Given task ::
Return every line of the entries below word for word, leaving out the pictures.

Entries supplied ::
--------------------------------
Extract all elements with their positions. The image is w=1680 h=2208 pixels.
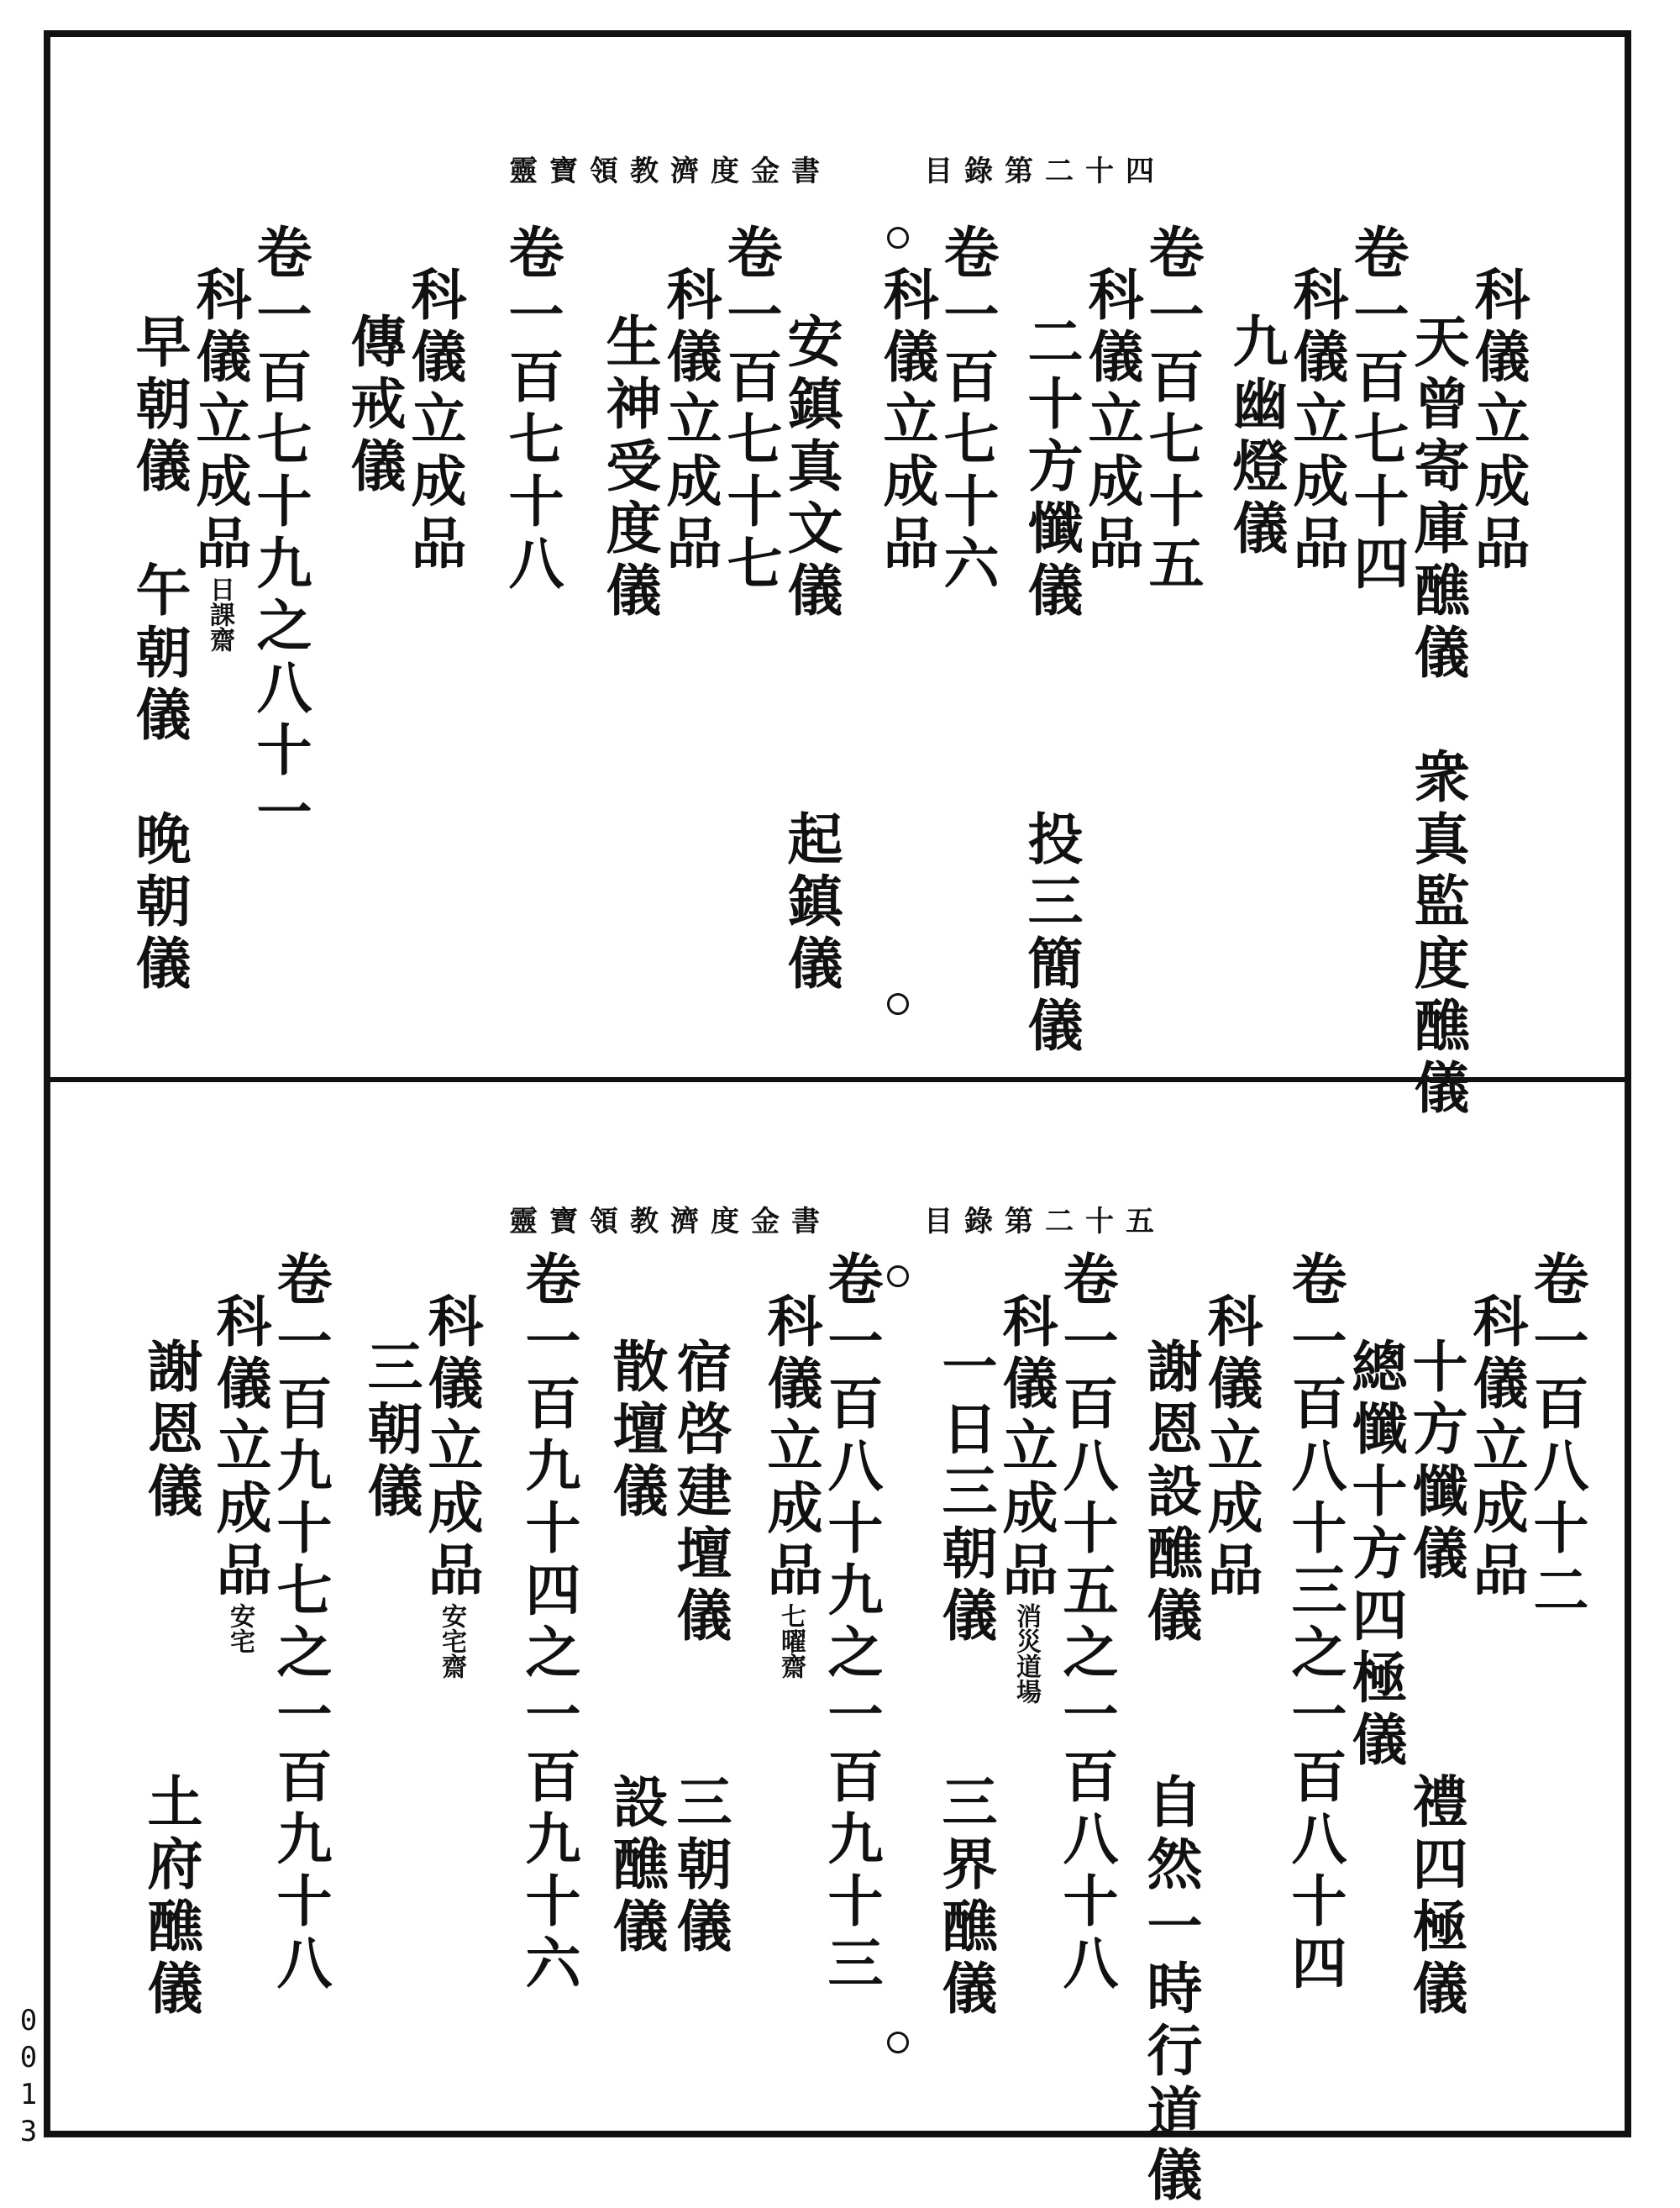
- toc-line: 科儀立成品安宅: [207, 1292, 272, 1653]
- toc-heading: 卷一百七十九之八十一: [247, 223, 312, 845]
- toc-heading: 卷一百八十三之一百八十四: [1282, 1250, 1347, 1996]
- toc-line: 天曾寄庫醮儀 衆真監度醮儀: [1404, 313, 1470, 1121]
- toc-heading: 卷一百八十二: [1524, 1250, 1589, 1623]
- toc-line: 十方懺儀 禮四極儀: [1403, 1338, 1468, 2021]
- toc-line: 科儀立成品消災道場: [993, 1292, 1058, 1704]
- toc-heading: 卷一百九十七之一百九十八: [267, 1250, 333, 1996]
- top-header-title: 靈寶領教濟度金書: [509, 155, 832, 188]
- bottom-panel: [50, 1082, 1625, 2208]
- toc-line: 總懺十方四極儀: [1342, 1338, 1408, 1773]
- toc-line: 科儀立成品: [402, 265, 467, 576]
- toc-line: 生神受度儀: [596, 313, 662, 623]
- toc-note: 日課齋: [205, 576, 234, 652]
- toc-heading: 卷一百七十七: [717, 223, 783, 597]
- toc-heading: 卷一百九十四之一百九十六: [516, 1250, 581, 1996]
- top-panel: [50, 37, 1625, 1121]
- toc-heading: 卷一百七十四: [1344, 223, 1410, 597]
- toc-line: 科儀立成品: [874, 265, 939, 576]
- toc-line: 科儀立成品安宅齋: [418, 1292, 484, 1679]
- binding-hole: [887, 993, 909, 1015]
- toc-note: 七曜齋: [776, 1603, 806, 1679]
- bottom-header-title: 靈寶領教濟度金書: [509, 1205, 832, 1238]
- binding-hole: [887, 2032, 909, 2053]
- toc-line: 早朝儀 午朝儀 晚朝儀: [126, 313, 192, 996]
- toc-line: 科儀立成品七曜齋: [758, 1292, 823, 1679]
- toc-line: 科儀立成品: [1463, 1292, 1529, 1603]
- toc-line: 二十方懺儀 投三簡儀: [1018, 313, 1084, 1059]
- toc-line: 三朝儀: [358, 1338, 423, 1524]
- toc-line: 散壇儀 設醮儀: [603, 1338, 669, 1959]
- toc-line: 科儀立成品: [1284, 265, 1349, 576]
- toc-heading: 卷一百八十五之一百八十八: [1053, 1250, 1119, 1996]
- bottom-header-section: 目錄第二十五: [924, 1205, 1166, 1238]
- top-header: [50, 148, 1625, 189]
- top-header-section: 目錄第二十四: [924, 155, 1166, 188]
- binding-hole: [887, 227, 909, 249]
- bottom-header: [50, 1198, 1625, 1239]
- toc-heading: 卷一百七十五: [1139, 223, 1205, 597]
- toc-line: 科儀立成品日課齋: [186, 265, 252, 652]
- toc-line: 謝恩儀 土府醮儀: [138, 1338, 203, 2021]
- toc-line: 九幽燈儀: [1223, 313, 1289, 561]
- toc-heading: 卷一百七十六: [934, 223, 1000, 597]
- toc-line: 一日三朝儀 三界醮儀: [932, 1338, 998, 2021]
- toc-line: 宿啓建壇儀 三朝儀: [667, 1338, 732, 1959]
- toc-note: 安宅: [225, 1603, 255, 1653]
- toc-line: 安鎮真文儀 起鎮儀: [778, 313, 843, 996]
- page-number: 0013: [12, 2004, 45, 2152]
- toc-heading: 卷一百七十八: [499, 223, 564, 597]
- toc-note: 安宅齋: [437, 1603, 466, 1679]
- toc-note: 消災道場: [1011, 1603, 1041, 1704]
- toc-line: 科儀立成品: [1079, 265, 1144, 576]
- binding-hole: [887, 1265, 909, 1287]
- toc-line: 謝恩設醮儀 自然一時行道儀: [1137, 1338, 1203, 2208]
- toc-line: 科儀立成品: [1465, 265, 1530, 576]
- toc-line: 傳戒儀: [341, 313, 407, 499]
- toc-line: 科儀立成品: [1198, 1292, 1263, 1603]
- toc-line: 科儀立成品: [657, 265, 722, 576]
- toc-heading: 卷一百八十九之一百九十三: [818, 1250, 884, 1996]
--------------------------------
Output ::
Extract all elements with their positions. The image is w=1680 h=2208 pixels.
- toc-line: 科儀立成品安宅: [207, 1292, 272, 1653]
- toc-heading: 卷一百七十九之八十一: [247, 223, 312, 845]
- toc-heading: 卷一百八十三之一百八十四: [1282, 1250, 1347, 1996]
- toc-line: 天曾寄庫醮儀 衆真監度醮儀: [1404, 313, 1470, 1121]
- toc-heading: 卷一百八十二: [1524, 1250, 1589, 1623]
- toc-line: 十方懺儀 禮四極儀: [1403, 1338, 1468, 2021]
- toc-line: 科儀立成品消災道場: [993, 1292, 1058, 1704]
- toc-heading: 卷一百九十七之一百九十八: [267, 1250, 333, 1996]
- top-header-title: 靈寶領教濟度金書: [509, 155, 832, 188]
- bottom-panel: [50, 1082, 1625, 2208]
- toc-line: 總懺十方四極儀: [1342, 1338, 1408, 1773]
- toc-line: 科儀立成品: [402, 265, 467, 576]
- toc-line: 生神受度儀: [596, 313, 662, 623]
- toc-note: 日課齋: [205, 576, 234, 652]
- toc-heading: 卷一百七十七: [717, 223, 783, 597]
- toc-heading: 卷一百九十四之一百九十六: [516, 1250, 581, 1996]
- top-panel: [50, 37, 1625, 1121]
- toc-heading: 卷一百七十四: [1344, 223, 1410, 597]
- toc-line: 科儀立成品: [874, 265, 939, 576]
- toc-line: 科儀立成品安宅齋: [418, 1292, 484, 1679]
- binding-hole: [887, 993, 909, 1015]
- toc-note: 七曜齋: [776, 1603, 806, 1679]
- bottom-header-title: 靈寶領教濟度金書: [509, 1205, 832, 1238]
- binding-hole: [887, 2032, 909, 2053]
- toc-line: 早朝儀 午朝儀 晚朝儀: [126, 313, 192, 996]
- toc-line: 科儀立成品七曜齋: [758, 1292, 823, 1679]
- toc-line: 科儀立成品: [1463, 1292, 1529, 1603]
- toc-line: 二十方懺儀 投三簡儀: [1018, 313, 1084, 1059]
- toc-line: 三朝儀: [358, 1338, 423, 1524]
- toc-line: 散壇儀 設醮儀: [603, 1338, 669, 1959]
- toc-line: 科儀立成品: [1284, 265, 1349, 576]
- toc-heading: 卷一百八十五之一百八十八: [1053, 1250, 1119, 1996]
- bottom-header-section: 目錄第二十五: [924, 1205, 1166, 1238]
- top-header: [50, 148, 1625, 189]
- top-header-section: 目錄第二十四: [924, 155, 1166, 188]
- binding-hole: [887, 227, 909, 249]
- bottom-header: [50, 1198, 1625, 1239]
- toc-heading: 卷一百七十五: [1139, 223, 1205, 597]
- toc-line: 科儀立成品日課齋: [186, 265, 252, 652]
- toc-line: 謝恩儀 土府醮儀: [138, 1338, 203, 2021]
- toc-line: 九幽燈儀: [1223, 313, 1289, 561]
- toc-heading: 卷一百七十六: [934, 223, 1000, 597]
- toc-line: 一日三朝儀 三界醮儀: [932, 1338, 998, 2021]
- toc-line: 宿啓建壇儀 三朝儀: [667, 1338, 732, 1959]
- toc-note: 安宅: [225, 1603, 255, 1653]
- toc-line: 安鎮真文儀 起鎮儀: [778, 313, 843, 996]
- page-number: 0013: [12, 2004, 45, 2152]
- toc-heading: 卷一百七十八: [499, 223, 564, 597]
- toc-note: 安宅齋: [437, 1603, 466, 1679]
- toc-note: 消災道場: [1011, 1603, 1041, 1704]
- toc-line: 科儀立成品: [1079, 265, 1144, 576]
- binding-hole: [887, 1265, 909, 1287]
- toc-line: 謝恩設醮儀 自然一時行道儀: [1137, 1338, 1203, 2208]
- toc-line: 科儀立成品: [1465, 265, 1530, 576]
- toc-line: 傳戒儀: [341, 313, 407, 499]
- toc-line: 科儀立成品: [1198, 1292, 1263, 1603]
- toc-line: 科儀立成品: [657, 265, 722, 576]
- toc-heading: 卷一百八十九之一百九十三: [818, 1250, 884, 1996]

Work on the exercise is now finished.